**To be done:** Set down all of the data exactly as it appears.

========================

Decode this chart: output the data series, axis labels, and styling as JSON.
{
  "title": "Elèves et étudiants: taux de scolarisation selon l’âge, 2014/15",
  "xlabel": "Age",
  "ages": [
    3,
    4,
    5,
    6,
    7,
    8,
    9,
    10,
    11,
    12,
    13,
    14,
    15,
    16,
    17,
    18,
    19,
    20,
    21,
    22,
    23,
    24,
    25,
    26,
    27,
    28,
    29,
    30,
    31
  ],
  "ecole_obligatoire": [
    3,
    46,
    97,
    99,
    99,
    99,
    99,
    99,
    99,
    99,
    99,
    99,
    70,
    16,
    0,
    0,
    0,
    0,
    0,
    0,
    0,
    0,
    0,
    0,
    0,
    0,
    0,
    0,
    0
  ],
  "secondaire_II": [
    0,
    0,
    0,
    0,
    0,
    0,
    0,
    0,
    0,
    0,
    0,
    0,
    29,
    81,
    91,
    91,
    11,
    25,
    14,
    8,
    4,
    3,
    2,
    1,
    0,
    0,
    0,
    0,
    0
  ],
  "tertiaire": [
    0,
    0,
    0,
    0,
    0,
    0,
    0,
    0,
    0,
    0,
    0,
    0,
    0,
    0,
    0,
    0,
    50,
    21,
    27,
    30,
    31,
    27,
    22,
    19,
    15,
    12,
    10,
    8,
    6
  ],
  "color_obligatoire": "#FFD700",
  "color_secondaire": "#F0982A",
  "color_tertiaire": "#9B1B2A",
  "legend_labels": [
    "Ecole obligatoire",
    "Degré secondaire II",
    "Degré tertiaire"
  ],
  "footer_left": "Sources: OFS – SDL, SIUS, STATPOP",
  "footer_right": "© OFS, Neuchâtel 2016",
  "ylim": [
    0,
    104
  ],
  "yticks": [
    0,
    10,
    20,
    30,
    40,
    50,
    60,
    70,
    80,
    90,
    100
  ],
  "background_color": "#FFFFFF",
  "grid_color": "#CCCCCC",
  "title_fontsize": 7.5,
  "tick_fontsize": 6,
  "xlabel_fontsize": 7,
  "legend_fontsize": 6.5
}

========================

**In response:**
Decode this chart: output the data series, axis labels, and styling as JSON.
{
  "title": "Elèves et étudiants: taux de scolarisation selon l’âge, 2014/15",
  "xlabel": "Age",
  "ages": [
    3,
    4,
    5,
    6,
    7,
    8,
    9,
    10,
    11,
    12,
    13,
    14,
    15,
    16,
    17,
    18,
    19,
    20,
    21,
    22,
    23,
    24,
    25,
    26,
    27,
    28,
    29,
    30,
    31
  ],
  "ecole_obligatoire": [
    3,
    46,
    97,
    99,
    99,
    99,
    99,
    99,
    99,
    99,
    99,
    99,
    70,
    16,
    0,
    0,
    0,
    0,
    0,
    0,
    0,
    0,
    0,
    0,
    0,
    0,
    0,
    0,
    0
  ],
  "secondaire_II": [
    0,
    0,
    0,
    0,
    0,
    0,
    0,
    0,
    0,
    0,
    0,
    0,
    29,
    81,
    91,
    91,
    11,
    25,
    14,
    8,
    4,
    3,
    2,
    1,
    0,
    0,
    0,
    0,
    0
  ],
  "tertiaire": [
    0,
    0,
    0,
    0,
    0,
    0,
    0,
    0,
    0,
    0,
    0,
    0,
    0,
    0,
    0,
    0,
    50,
    21,
    27,
    30,
    31,
    27,
    22,
    19,
    15,
    12,
    10,
    8,
    6
  ],
  "color_obligatoire": "#FFD700",
  "color_secondaire": "#F0982A",
  "color_tertiaire": "#9B1B2A",
  "legend_labels": [
    "Ecole obligatoire",
    "Degré secondaire II",
    "Degré tertiaire"
  ],
  "footer_left": "Sources: OFS – SDL, SIUS, STATPOP",
  "footer_right": "© OFS, Neuchâtel 2016",
  "ylim": [
    0,
    104
  ],
  "yticks": [
    0,
    10,
    20,
    30,
    40,
    50,
    60,
    70,
    80,
    90,
    100
  ],
  "background_color": "#FFFFFF",
  "grid_color": "#CCCCCC",
  "title_fontsize": 7.5,
  "tick_fontsize": 6,
  "xlabel_fontsize": 7,
  "legend_fontsize": 6.5
}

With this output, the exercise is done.